== EXERCISE PROMPT ==
Find all lines in the records that include the word "accidente", and copy them out.

Dataset records:
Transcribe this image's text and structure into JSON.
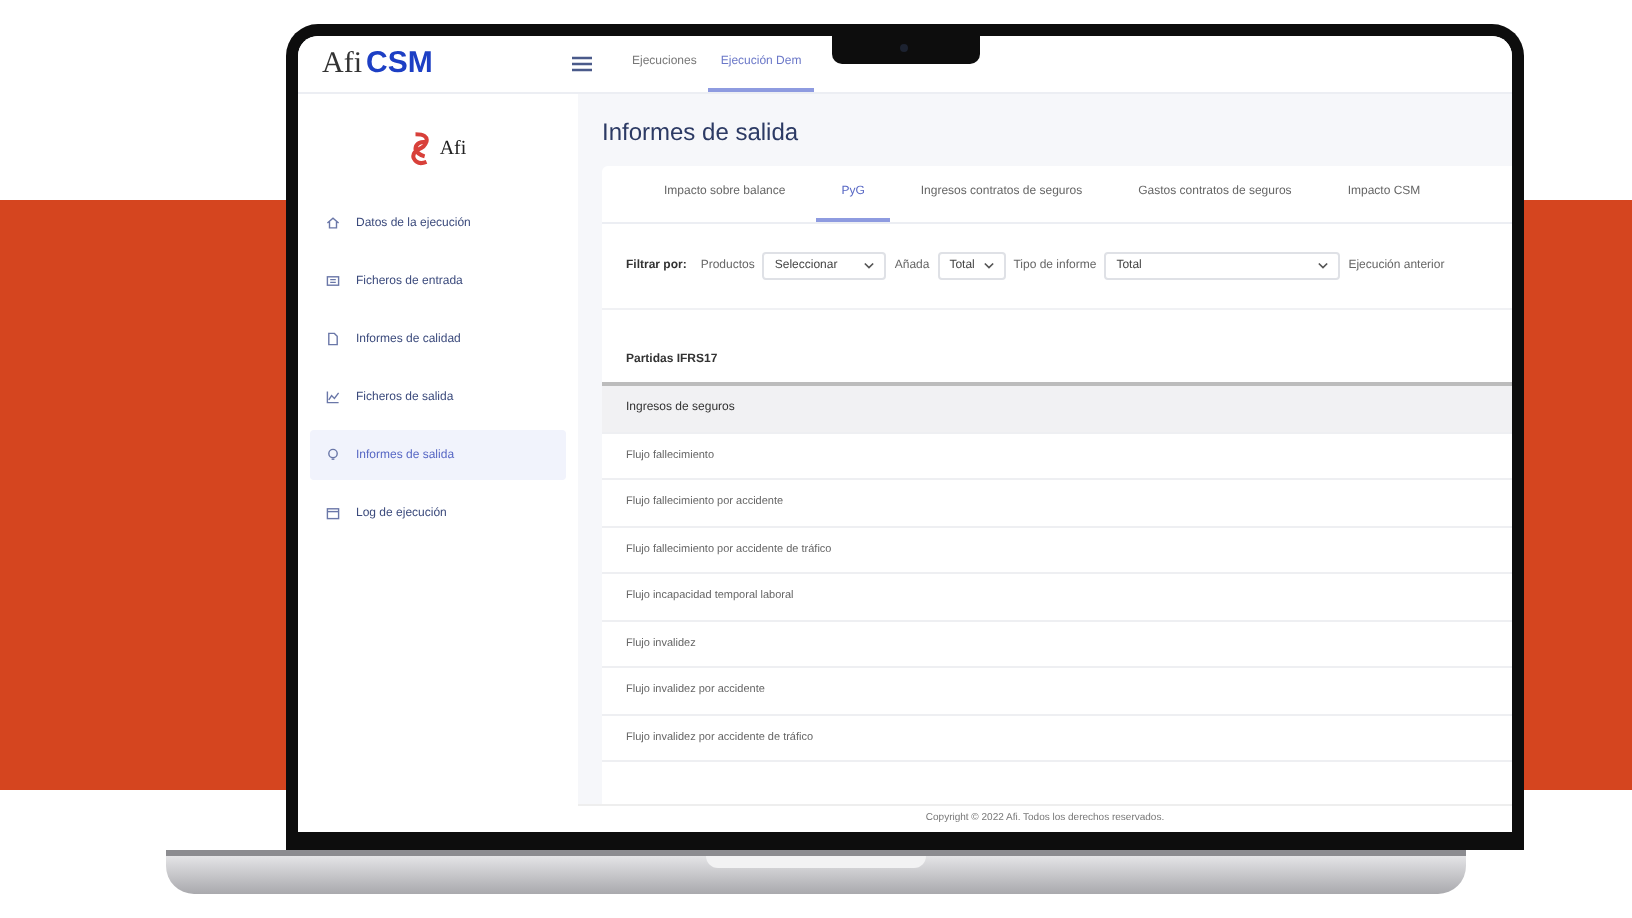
{
  "header": {
    "logo_prefix": "Afi",
    "logo_name": "CSM",
    "tabs": [
      {
        "label": "Ejecuciones",
        "selected": false
      },
      {
        "label": "Ejecución Dem",
        "selected": true
      }
    ]
  },
  "sidebar": {
    "brand": "Afi",
    "items": [
      {
        "label": "Datos de la ejecución",
        "selected": false
      },
      {
        "label": "Ficheros de entrada",
        "selected": false
      },
      {
        "label": "Informes de calidad",
        "selected": false
      },
      {
        "label": "Ficheros de salida",
        "selected": false
      },
      {
        "label": "Informes de salida",
        "selected": true
      },
      {
        "label": "Log de ejecución",
        "selected": false
      }
    ]
  },
  "page_title": "Informes de salida",
  "report_tabs": [
    {
      "label": "Impacto sobre balance",
      "selected": false
    },
    {
      "label": "PyG",
      "selected": true
    },
    {
      "label": "Ingresos contratos de seguros",
      "selected": false
    },
    {
      "label": "Gastos contratos de seguros",
      "selected": false
    },
    {
      "label": "Impacto CSM",
      "selected": false
    }
  ],
  "filters": {
    "label": "Filtrar por:",
    "fields": [
      {
        "label": "Productos",
        "value": "Seleccionar"
      },
      {
        "label": "Añada",
        "value": "Total"
      },
      {
        "label": "Tipo de informe",
        "value": "Total"
      }
    ],
    "trailing_label": "Ejecución anterior"
  },
  "table": {
    "column": "Partidas IFRS17",
    "rows": [
      {
        "label": "Ingresos de seguros",
        "kind": "group"
      },
      {
        "label": "Flujo fallecimiento",
        "kind": "item"
      },
      {
        "label": "Flujo fallecimiento por accidente",
        "kind": "item"
      },
      {
        "label": "Flujo fallecimiento por accidente de tráfico",
        "kind": "item"
      },
      {
        "label": "Flujo incapacidad temporal laboral",
        "kind": "item"
      },
      {
        "label": "Flujo invalidez",
        "kind": "item"
      },
      {
        "label": "Flujo invalidez por accidente",
        "kind": "item"
      },
      {
        "label": "Flujo invalidez por accidente de tráfico",
        "kind": "item"
      }
    ]
  },
  "footer": "Copyright © 2022 Afi. Todos los derechos reservados."
}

== RESPONSE BELOW ==
        "label": "Flujo fallecimiento por accidente",
        "label": "Flujo fallecimiento por accidente de tráfico",
        "label": "Flujo invalidez por accidente",
        "label": "Flujo invalidez por accidente de tráfico",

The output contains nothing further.